- [WRITTEN EXERCISE]: Treat the line containing "Convert this document image to plain text." as the first line and the final line of the material below as the last; reproduce that range exactly.

- - - -

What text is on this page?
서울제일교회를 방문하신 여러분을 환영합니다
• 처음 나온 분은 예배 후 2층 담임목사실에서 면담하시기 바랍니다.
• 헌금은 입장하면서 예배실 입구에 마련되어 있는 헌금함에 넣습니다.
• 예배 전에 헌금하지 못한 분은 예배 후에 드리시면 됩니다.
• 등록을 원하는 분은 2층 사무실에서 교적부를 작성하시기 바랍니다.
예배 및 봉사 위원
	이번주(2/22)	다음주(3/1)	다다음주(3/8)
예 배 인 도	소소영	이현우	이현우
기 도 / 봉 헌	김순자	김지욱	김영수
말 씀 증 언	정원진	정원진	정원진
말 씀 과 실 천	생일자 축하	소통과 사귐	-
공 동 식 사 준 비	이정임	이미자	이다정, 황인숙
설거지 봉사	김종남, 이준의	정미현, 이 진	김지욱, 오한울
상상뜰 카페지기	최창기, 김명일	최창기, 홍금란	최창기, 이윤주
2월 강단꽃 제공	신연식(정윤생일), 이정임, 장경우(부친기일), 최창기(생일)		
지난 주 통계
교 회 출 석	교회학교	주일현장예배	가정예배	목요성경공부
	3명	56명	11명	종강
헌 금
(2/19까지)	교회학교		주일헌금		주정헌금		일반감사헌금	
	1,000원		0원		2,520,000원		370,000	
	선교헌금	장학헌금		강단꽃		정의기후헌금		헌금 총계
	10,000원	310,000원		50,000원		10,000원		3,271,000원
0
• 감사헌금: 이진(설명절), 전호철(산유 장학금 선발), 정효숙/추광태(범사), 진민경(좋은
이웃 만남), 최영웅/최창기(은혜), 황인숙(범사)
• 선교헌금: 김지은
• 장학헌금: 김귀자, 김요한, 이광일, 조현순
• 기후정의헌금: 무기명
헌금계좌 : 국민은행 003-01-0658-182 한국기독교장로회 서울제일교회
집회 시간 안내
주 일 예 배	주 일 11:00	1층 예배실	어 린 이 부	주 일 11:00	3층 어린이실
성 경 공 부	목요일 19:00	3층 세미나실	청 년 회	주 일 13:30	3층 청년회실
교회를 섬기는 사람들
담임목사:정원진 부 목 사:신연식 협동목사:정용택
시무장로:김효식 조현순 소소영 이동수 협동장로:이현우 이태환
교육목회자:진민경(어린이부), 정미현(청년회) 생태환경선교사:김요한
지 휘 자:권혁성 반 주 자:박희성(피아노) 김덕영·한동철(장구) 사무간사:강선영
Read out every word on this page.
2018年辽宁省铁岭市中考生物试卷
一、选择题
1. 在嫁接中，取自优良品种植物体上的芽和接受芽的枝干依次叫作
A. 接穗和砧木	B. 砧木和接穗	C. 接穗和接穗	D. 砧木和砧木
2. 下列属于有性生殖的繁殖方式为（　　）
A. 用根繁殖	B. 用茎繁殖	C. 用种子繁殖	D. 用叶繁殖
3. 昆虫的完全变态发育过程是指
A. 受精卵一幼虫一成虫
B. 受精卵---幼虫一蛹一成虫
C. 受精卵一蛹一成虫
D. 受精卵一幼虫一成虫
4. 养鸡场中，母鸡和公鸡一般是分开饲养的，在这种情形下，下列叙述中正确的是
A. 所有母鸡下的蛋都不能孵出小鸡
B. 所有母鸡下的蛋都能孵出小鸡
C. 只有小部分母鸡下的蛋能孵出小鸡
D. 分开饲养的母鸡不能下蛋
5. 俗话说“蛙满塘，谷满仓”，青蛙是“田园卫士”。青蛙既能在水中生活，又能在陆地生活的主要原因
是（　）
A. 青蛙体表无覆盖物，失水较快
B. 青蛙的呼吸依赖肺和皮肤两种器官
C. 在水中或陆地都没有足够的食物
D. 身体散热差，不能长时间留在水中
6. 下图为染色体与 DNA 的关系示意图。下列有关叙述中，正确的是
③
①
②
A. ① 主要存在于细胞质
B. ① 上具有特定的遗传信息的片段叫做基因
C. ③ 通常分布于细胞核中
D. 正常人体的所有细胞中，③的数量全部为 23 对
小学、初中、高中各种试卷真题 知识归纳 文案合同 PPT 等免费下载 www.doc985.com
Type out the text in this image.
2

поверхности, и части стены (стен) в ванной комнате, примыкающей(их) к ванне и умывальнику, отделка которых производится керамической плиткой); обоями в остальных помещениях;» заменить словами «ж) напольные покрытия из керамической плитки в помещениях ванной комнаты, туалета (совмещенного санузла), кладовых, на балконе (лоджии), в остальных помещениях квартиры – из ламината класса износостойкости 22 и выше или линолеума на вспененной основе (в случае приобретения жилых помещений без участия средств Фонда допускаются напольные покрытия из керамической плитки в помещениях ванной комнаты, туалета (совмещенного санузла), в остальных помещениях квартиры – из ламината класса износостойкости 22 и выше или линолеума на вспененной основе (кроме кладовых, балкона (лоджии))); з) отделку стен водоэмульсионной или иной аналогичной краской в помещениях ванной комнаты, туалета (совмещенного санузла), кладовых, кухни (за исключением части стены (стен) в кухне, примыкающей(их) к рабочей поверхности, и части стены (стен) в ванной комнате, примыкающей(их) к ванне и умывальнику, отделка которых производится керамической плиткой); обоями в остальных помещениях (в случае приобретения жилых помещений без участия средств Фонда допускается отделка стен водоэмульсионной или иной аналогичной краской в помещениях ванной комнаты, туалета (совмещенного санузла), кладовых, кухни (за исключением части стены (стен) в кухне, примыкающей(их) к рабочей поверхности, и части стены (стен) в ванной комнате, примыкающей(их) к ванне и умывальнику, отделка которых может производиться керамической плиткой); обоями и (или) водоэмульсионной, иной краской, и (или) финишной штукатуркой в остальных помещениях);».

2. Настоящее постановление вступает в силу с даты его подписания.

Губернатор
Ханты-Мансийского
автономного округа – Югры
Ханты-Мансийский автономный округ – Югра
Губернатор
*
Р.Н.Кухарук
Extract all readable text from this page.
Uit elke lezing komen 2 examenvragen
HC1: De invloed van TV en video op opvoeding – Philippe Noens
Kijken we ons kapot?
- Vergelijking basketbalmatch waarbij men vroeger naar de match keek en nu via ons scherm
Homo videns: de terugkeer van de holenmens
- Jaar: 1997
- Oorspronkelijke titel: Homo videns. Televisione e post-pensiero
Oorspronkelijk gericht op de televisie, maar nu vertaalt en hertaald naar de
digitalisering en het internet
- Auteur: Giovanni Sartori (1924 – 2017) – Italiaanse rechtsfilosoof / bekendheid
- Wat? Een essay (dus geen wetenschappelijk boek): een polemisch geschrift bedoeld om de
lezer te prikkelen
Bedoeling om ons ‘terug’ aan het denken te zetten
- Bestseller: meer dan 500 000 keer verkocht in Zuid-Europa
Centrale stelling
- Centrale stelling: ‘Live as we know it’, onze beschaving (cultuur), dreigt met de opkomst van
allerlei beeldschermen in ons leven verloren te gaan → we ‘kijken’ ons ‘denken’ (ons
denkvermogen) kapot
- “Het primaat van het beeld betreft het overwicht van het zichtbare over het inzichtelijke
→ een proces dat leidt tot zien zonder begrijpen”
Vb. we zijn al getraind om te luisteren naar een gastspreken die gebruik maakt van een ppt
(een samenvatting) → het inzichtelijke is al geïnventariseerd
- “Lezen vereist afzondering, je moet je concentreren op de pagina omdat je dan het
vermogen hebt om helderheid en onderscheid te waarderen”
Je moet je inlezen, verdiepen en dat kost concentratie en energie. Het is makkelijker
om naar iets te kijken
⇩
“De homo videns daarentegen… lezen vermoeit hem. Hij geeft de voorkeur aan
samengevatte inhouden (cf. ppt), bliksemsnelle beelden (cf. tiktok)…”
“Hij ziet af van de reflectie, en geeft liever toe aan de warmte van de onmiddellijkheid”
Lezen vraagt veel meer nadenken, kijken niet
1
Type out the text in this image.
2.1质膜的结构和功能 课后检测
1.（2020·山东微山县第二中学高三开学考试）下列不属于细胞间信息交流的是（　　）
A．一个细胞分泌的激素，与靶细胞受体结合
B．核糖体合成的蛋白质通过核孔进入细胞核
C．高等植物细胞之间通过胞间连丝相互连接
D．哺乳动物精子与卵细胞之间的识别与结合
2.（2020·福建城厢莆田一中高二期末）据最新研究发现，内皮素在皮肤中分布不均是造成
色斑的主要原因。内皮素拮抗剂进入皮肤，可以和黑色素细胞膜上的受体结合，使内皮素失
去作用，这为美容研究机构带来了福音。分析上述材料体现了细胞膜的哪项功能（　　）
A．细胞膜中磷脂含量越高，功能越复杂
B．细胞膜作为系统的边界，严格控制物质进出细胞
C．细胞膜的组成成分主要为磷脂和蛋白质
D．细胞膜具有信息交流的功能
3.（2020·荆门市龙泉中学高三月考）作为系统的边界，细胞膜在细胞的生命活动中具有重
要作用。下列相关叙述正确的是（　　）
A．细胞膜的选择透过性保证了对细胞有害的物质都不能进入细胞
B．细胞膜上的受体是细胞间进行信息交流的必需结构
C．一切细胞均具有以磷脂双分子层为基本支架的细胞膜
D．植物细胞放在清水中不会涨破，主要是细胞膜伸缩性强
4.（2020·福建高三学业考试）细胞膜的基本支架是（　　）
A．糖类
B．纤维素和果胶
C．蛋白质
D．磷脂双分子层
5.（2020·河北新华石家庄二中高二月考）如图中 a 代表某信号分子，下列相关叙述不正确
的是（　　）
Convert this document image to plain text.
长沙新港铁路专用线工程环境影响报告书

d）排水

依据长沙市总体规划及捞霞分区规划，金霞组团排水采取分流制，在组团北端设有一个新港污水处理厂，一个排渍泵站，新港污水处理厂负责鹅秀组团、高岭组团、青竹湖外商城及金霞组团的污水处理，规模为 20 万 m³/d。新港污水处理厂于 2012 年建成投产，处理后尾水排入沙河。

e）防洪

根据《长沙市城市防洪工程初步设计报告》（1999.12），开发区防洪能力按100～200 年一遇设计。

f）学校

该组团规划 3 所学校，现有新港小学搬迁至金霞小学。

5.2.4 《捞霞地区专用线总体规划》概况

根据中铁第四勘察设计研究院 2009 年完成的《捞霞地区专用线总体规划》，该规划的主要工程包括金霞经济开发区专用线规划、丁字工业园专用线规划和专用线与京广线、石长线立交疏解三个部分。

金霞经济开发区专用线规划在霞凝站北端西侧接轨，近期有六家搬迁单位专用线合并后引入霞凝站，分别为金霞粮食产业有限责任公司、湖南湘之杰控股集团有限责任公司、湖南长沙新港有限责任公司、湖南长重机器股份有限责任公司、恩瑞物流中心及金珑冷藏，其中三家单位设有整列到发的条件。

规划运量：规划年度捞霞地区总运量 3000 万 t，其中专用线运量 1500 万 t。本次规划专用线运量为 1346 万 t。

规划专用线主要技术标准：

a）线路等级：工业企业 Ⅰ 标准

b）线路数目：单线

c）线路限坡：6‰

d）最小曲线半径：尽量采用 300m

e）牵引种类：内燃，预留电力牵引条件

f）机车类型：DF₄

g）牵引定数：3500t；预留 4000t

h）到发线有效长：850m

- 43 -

- - - -

- [RESULT BELOW]:
Convert this document image to plain text.
长沙新港铁路专用线工程环境影响报告书

d）排水

依据长沙市总体规划及捞霞分区规划，金霞组团排水采取分流制，在组团北端设有一个新港污水处理厂，一个排渍泵站，新港污水处理厂负责鹅秀组团、高岭组团、青竹湖外商城及金霞组团的污水处理，规模为 20 万 m³/d。新港污水处理厂于 2012 年建成投产，处理后尾水排入沙河。

e）防洪

根据《长沙市城市防洪工程初步设计报告》（1999.12），开发区防洪能力按100～200 年一遇设计。

f）学校

该组团规划 3 所学校，现有新港小学搬迁至金霞小学。

5.2.4 《捞霞地区专用线总体规划》概况

根据中铁第四勘察设计研究院 2009 年完成的《捞霞地区专用线总体规划》，该规划的主要工程包括金霞经济开发区专用线规划、丁字工业园专用线规划和专用线与京广线、石长线立交疏解三个部分。

金霞经济开发区专用线规划在霞凝站北端西侧接轨，近期有六家搬迁单位专用线合并后引入霞凝站，分别为金霞粮食产业有限责任公司、湖南湘之杰控股集团有限责任公司、湖南长沙新港有限责任公司、湖南长重机器股份有限责任公司、恩瑞物流中心及金珑冷藏，其中三家单位设有整列到发的条件。

规划运量：规划年度捞霞地区总运量 3000 万 t，其中专用线运量 1500 万 t。本次规划专用线运量为 1346 万 t。

规划专用线主要技术标准：

a）线路等级：工业企业 Ⅰ 标准

b）线路数目：单线

c）线路限坡：6‰

d）最小曲线半径：尽量采用 300m

e）牵引种类：内燃，预留电力牵引条件

f）机车类型：DF₄

g）牵引定数：3500t；预留 4000t

h）到发线有效长：850m

- 43 -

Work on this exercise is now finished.